* **Problem description**:
Omit the pictures, then write out every entry exactly as it reads.

## START Records for the task

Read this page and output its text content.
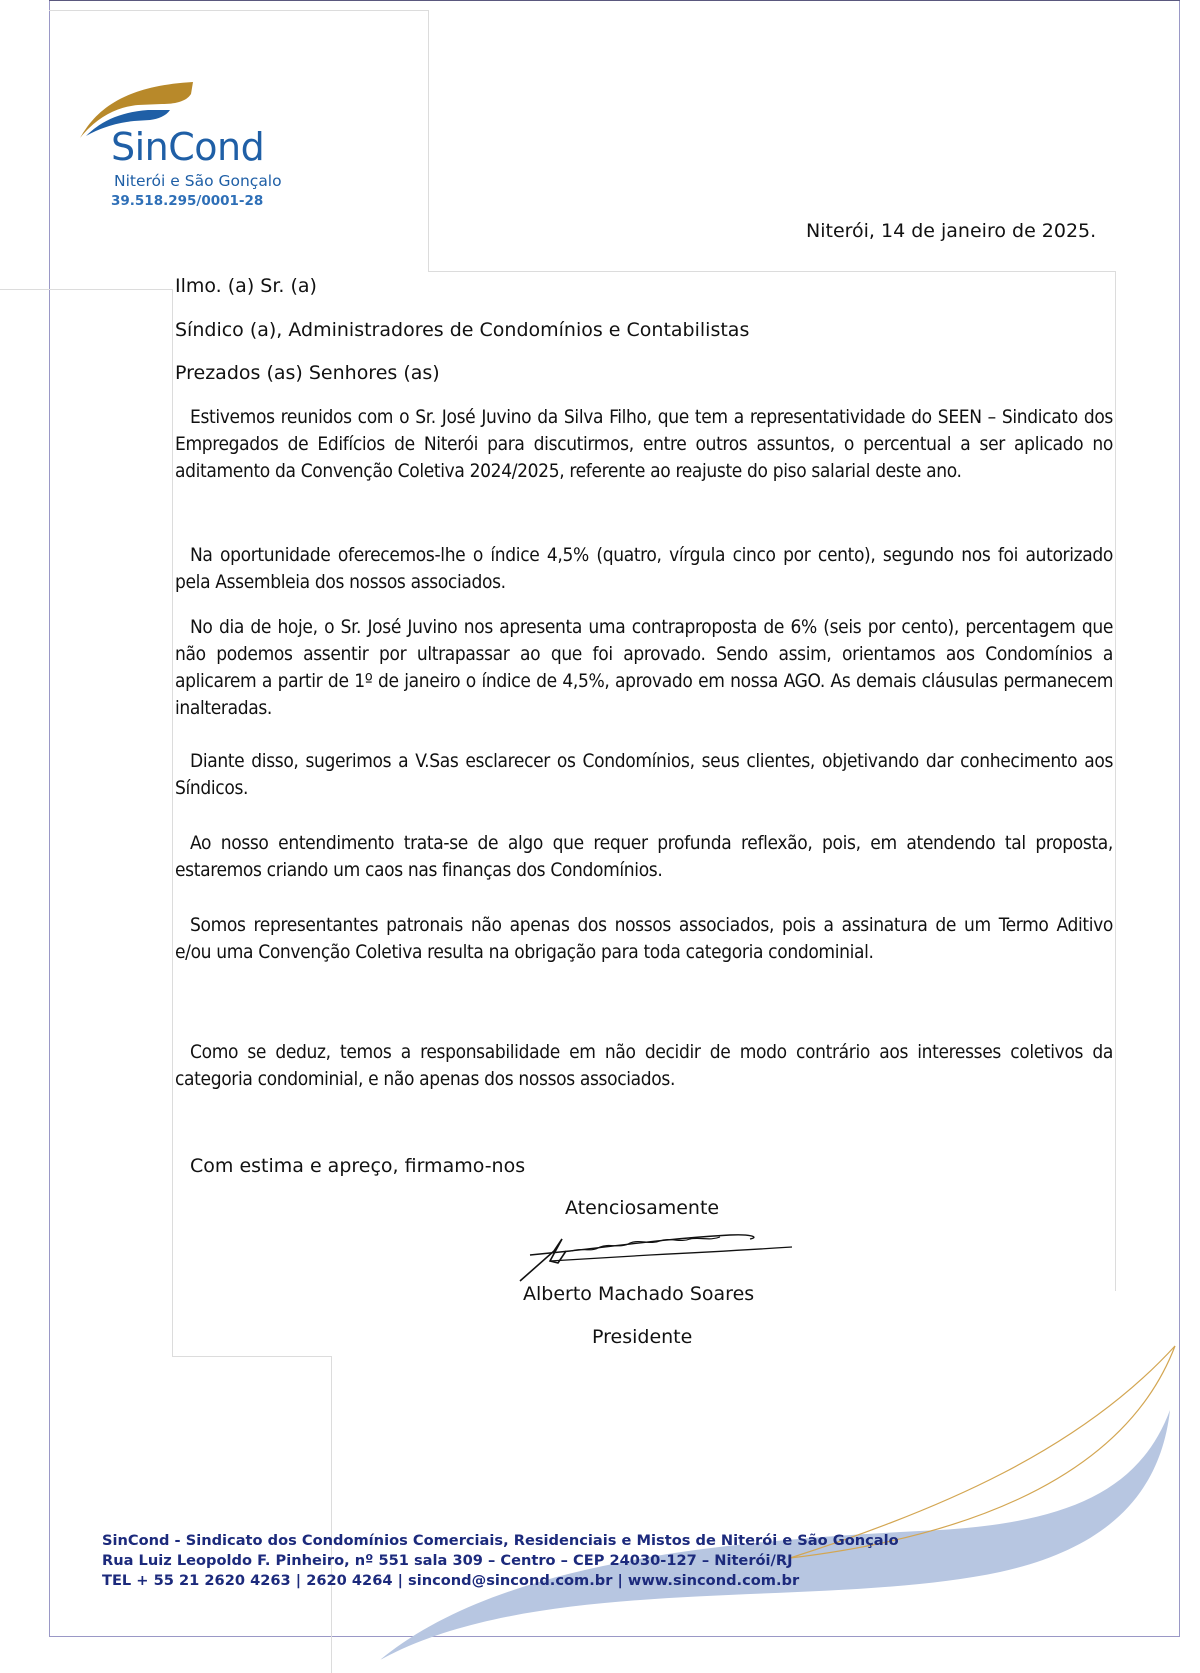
SinCond
Niterói e São Gonçalo
39.518.295/0001-28
Niterói, 14 de janeiro de 2025.
Ilmo. (a) Sr. (a)
Síndico (a), Administradores de Condomínios e Contabilistas
Prezados (as) Senhores (as)
Estivemos reunidos com o Sr. José Juvino da Silva Filho, que tem a representatividade do SEEN – Sindicato dos Empregados de Edifícios de Niterói para discutirmos, entre outros assuntos, o percentual a ser aplicado no aditamento da Convenção Coletiva 2024/2025, referente ao reajuste do piso salarial deste ano.
Na oportunidade oferecemos-lhe o índice 4,5% (quatro, vírgula cinco por cento), segundo nos foi autorizado pela Assembleia dos nossos associados.
No dia de hoje, o Sr. José Juvino nos apresenta uma contraproposta de 6% (seis por cento), percentagem que não podemos assentir por ultrapassar ao que foi aprovado. Sendo assim, orientamos aos Condomínios a aplicarem a partir de 1º de janeiro o índice de 4,5%, aprovado em nossa AGO. As demais cláusulas permanecem inalteradas.
Diante disso, sugerimos a V.Sas esclarecer os Condomínios, seus clientes, objetivando dar conhecimento aos Síndicos.
Ao nosso entendimento trata-se de algo que requer profunda reflexão, pois, em atendendo tal proposta, estaremos criando um caos nas finanças dos Condomínios.
Somos representantes patronais não apenas dos nossos associados, pois a assinatura de um Termo Aditivo e/ou uma Convenção Coletiva resulta na obrigação para toda categoria condominial.
Como se deduz, temos a responsabilidade em não decidir de modo contrário aos interesses coletivos da categoria condominial, e não apenas dos nossos associados.
Com estima e apreço, firmamo-nos
Atenciosamente
Alberto Machado Soares
Presidente
SinCond - Sindicato dos Condomínios Comerciais, Residenciais e Mistos de Niterói e São Gonçalo
Rua Luiz Leopoldo F. Pinheiro, nº 551 sala 309 – Centro – CEP 24030-127 – Niterói/RJ
TEL + 55 21 2620 4263 | 2620 4264 | sincond@sincond.com.br | www.sincond.com.br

## END Records for the task

* **Correct result**:
Read this page and output its text content.
SinCond
Niterói e São Gonçalo
39.518.295/0001-28
Niterói, 14 de janeiro de 2025.
Ilmo. (a) Sr. (a)
Síndico (a), Administradores de Condomínios e Contabilistas
Prezados (as) Senhores (as)
Estivemos reunidos com o Sr. José Juvino da Silva Filho, que tem a representatividade do SEEN – Sindicato dos Empregados de Edifícios de Niterói para discutirmos, entre outros assuntos, o percentual a ser aplicado no aditamento da Convenção Coletiva 2024/2025, referente ao reajuste do piso salarial deste ano.
Na oportunidade oferecemos-lhe o índice 4,5% (quatro, vírgula cinco por cento), segundo nos foi autorizado pela Assembleia dos nossos associados.
No dia de hoje, o Sr. José Juvino nos apresenta uma contraproposta de 6% (seis por cento), percentagem que não podemos assentir por ultrapassar ao que foi aprovado. Sendo assim, orientamos aos Condomínios a aplicarem a partir de 1º de janeiro o índice de 4,5%, aprovado em nossa AGO. As demais cláusulas permanecem inalteradas.
Diante disso, sugerimos a V.Sas esclarecer os Condomínios, seus clientes, objetivando dar conhecimento aos Síndicos.
Ao nosso entendimento trata-se de algo que requer profunda reflexão, pois, em atendendo tal proposta, estaremos criando um caos nas finanças dos Condomínios.
Somos representantes patronais não apenas dos nossos associados, pois a assinatura de um Termo Aditivo e/ou uma Convenção Coletiva resulta na obrigação para toda categoria condominial.
Como se deduz, temos a responsabilidade em não decidir de modo contrário aos interesses coletivos da categoria condominial, e não apenas dos nossos associados.
Com estima e apreço, firmamo-nos
Atenciosamente
Alberto Machado Soares
Presidente
SinCond - Sindicato dos Condomínios Comerciais, Residenciais e Mistos de Niterói e São Gonçalo
Rua Luiz Leopoldo F. Pinheiro, nº 551 sala 309 – Centro – CEP 24030-127 – Niterói/RJ
TEL + 55 21 2620 4263 | 2620 4264 | sincond@sincond.com.br | www.sincond.com.br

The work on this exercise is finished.